RECORD LIST.
[Begin]
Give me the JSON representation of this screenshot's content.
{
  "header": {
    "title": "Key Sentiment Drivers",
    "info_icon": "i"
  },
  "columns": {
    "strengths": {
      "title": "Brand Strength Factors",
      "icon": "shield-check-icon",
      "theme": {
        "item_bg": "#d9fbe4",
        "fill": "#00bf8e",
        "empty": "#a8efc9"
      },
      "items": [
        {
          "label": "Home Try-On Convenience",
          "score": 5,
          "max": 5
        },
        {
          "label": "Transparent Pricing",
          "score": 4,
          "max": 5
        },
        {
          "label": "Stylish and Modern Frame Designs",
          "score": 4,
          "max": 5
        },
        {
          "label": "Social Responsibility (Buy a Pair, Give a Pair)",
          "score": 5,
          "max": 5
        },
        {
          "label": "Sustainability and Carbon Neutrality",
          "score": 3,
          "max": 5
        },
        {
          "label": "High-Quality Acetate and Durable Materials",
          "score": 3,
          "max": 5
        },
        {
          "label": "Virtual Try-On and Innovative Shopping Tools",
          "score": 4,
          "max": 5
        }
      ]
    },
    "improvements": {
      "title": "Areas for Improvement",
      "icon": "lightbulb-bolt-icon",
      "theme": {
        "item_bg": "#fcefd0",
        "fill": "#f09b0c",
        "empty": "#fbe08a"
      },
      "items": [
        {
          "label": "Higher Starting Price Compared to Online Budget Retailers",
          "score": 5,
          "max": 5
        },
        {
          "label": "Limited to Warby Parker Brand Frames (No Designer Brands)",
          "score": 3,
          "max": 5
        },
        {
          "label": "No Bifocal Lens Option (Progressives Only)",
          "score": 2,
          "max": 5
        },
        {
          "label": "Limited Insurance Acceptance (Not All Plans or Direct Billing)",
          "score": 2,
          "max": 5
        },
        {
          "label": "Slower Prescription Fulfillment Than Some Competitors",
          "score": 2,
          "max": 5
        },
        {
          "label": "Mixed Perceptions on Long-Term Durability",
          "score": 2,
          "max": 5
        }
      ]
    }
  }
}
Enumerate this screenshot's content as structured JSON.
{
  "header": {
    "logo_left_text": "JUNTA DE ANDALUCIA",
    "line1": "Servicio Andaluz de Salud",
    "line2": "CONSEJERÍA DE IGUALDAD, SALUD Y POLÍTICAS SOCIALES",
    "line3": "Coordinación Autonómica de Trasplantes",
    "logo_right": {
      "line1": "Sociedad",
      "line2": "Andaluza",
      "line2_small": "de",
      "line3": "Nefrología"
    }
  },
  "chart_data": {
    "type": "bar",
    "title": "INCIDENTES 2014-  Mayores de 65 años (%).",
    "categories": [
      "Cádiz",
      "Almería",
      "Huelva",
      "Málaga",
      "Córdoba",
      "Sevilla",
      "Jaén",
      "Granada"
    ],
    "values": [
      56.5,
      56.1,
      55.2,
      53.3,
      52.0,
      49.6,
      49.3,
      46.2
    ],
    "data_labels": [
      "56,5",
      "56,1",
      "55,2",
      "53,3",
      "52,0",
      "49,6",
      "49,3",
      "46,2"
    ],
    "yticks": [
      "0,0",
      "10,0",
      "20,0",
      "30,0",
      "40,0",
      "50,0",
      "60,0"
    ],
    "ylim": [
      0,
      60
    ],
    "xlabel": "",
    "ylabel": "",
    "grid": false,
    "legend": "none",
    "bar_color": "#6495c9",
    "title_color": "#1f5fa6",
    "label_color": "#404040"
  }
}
[End]
WORK TO DO. Above are some records; repeat all of them exactly.

TASK RESPONSE.
Give me the JSON representation of this screenshot's content.
{
  "header": {
    "title": "Key Sentiment Drivers",
    "info_icon": "i"
  },
  "columns": {
    "strengths": {
      "title": "Brand Strength Factors",
      "icon": "shield-check-icon",
      "theme": {
        "item_bg": "#d9fbe4",
        "fill": "#00bf8e",
        "empty": "#a8efc9"
      },
      "items": [
        {
          "label": "Home Try-On Convenience",
          "score": 5,
          "max": 5
        },
        {
          "label": "Transparent Pricing",
          "score": 4,
          "max": 5
        },
        {
          "label": "Stylish and Modern Frame Designs",
          "score": 4,
          "max": 5
        },
        {
          "label": "Social Responsibility (Buy a Pair, Give a Pair)",
          "score": 5,
          "max": 5
        },
        {
          "label": "Sustainability and Carbon Neutrality",
          "score": 3,
          "max": 5
        },
        {
          "label": "High-Quality Acetate and Durable Materials",
          "score": 3,
          "max": 5
        },
        {
          "label": "Virtual Try-On and Innovative Shopping Tools",
          "score": 4,
          "max": 5
        }
      ]
    },
    "improvements": {
      "title": "Areas for Improvement",
      "icon": "lightbulb-bolt-icon",
      "theme": {
        "item_bg": "#fcefd0",
        "fill": "#f09b0c",
        "empty": "#fbe08a"
      },
      "items": [
        {
          "label": "Higher Starting Price Compared to Online Budget Retailers",
          "score": 5,
          "max": 5
        },
        {
          "label": "Limited to Warby Parker Brand Frames (No Designer Brands)",
          "score": 3,
          "max": 5
        },
        {
          "label": "No Bifocal Lens Option (Progressives Only)",
          "score": 2,
          "max": 5
        },
        {
          "label": "Limited Insurance Acceptance (Not All Plans or Direct Billing)",
          "score": 2,
          "max": 5
        },
        {
          "label": "Slower Prescription Fulfillment Than Some Competitors",
          "score": 2,
          "max": 5
        },
        {
          "label": "Mixed Perceptions on Long-Term Durability",
          "score": 2,
          "max": 5
        }
      ]
    }
  }
}
Enumerate this screenshot's content as structured JSON.
{
  "header": {
    "logo_left_text": "JUNTA DE ANDALUCIA",
    "line1": "Servicio Andaluz de Salud",
    "line2": "CONSEJERÍA DE IGUALDAD, SALUD Y POLÍTICAS SOCIALES",
    "line3": "Coordinación Autonómica de Trasplantes",
    "logo_right": {
      "line1": "Sociedad",
      "line2": "Andaluza",
      "line2_small": "de",
      "line3": "Nefrología"
    }
  },
  "chart_data": {
    "type": "bar",
    "title": "INCIDENTES 2014-  Mayores de 65 años (%).",
    "categories": [
      "Cádiz",
      "Almería",
      "Huelva",
      "Málaga",
      "Córdoba",
      "Sevilla",
      "Jaén",
      "Granada"
    ],
    "values": [
      56.5,
      56.1,
      55.2,
      53.3,
      52.0,
      49.6,
      49.3,
      46.2
    ],
    "data_labels": [
      "56,5",
      "56,1",
      "55,2",
      "53,3",
      "52,0",
      "49,6",
      "49,3",
      "46,2"
    ],
    "yticks": [
      "0,0",
      "10,0",
      "20,0",
      "30,0",
      "40,0",
      "50,0",
      "60,0"
    ],
    "ylim": [
      0,
      60
    ],
    "xlabel": "",
    "ylabel": "",
    "grid": false,
    "legend": "none",
    "bar_color": "#6495c9",
    "title_color": "#1f5fa6",
    "label_color": "#404040"
  }
}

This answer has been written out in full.